| 目的 |
以下のすべてのエントリの各行を、空行を除いて番号付きリストに変換してください。画像は回答に含めないでください。
--------------------------------
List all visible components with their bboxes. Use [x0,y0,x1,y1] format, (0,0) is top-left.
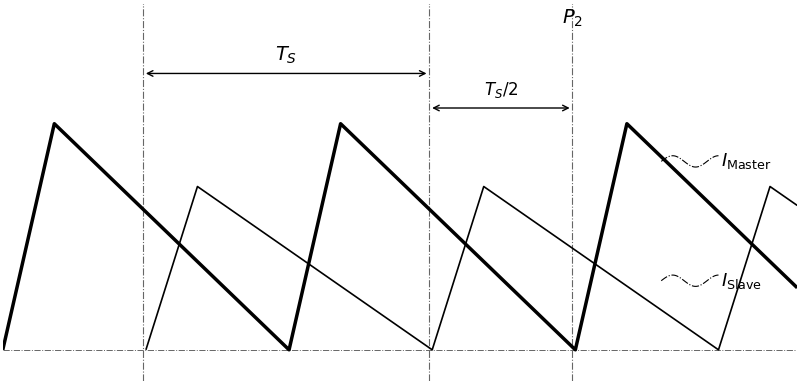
Text: $T_S/2$: $T_S/2$ [484,80,518,100]
Text: $I_{\mathrm{Master}}$: $I_{\mathrm{Master}}$ [722,151,772,171]
Text: $P_2$: $P_2$ [562,8,583,30]
Text: $T_S$: $T_S$ [275,44,298,66]
Text: $I_{\mathrm{Slave}}$: $I_{\mathrm{Slave}}$ [722,271,762,291]
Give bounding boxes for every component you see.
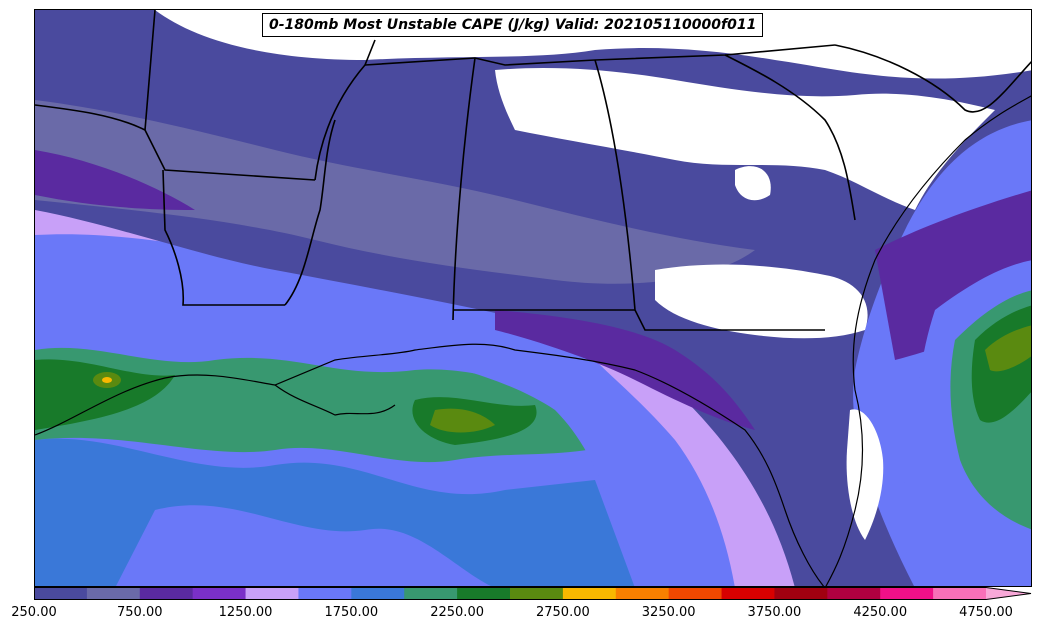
--------------------------------
| 解答 |
1. List all visible components with their bboxes. Use [x0,y0,x1,y1] format, (0,0) is top-left.
2. Text: $T_S/2$: $T_S/2$ [484,80,518,100]
3. Text: $I_{\mathrm{Master}}$: $I_{\mathrm{Master}}$ [722,151,772,171]
4. Text: $P_2$: $P_2$ [562,8,583,30]
5. Text: $T_S$: $T_S$ [275,44,298,66]
6. Text: $I_{\mathrm{Slave}}$: $I_{\mathrm{Slave}}$ [722,271,762,291]
7. Give bounding boxes for every component you see.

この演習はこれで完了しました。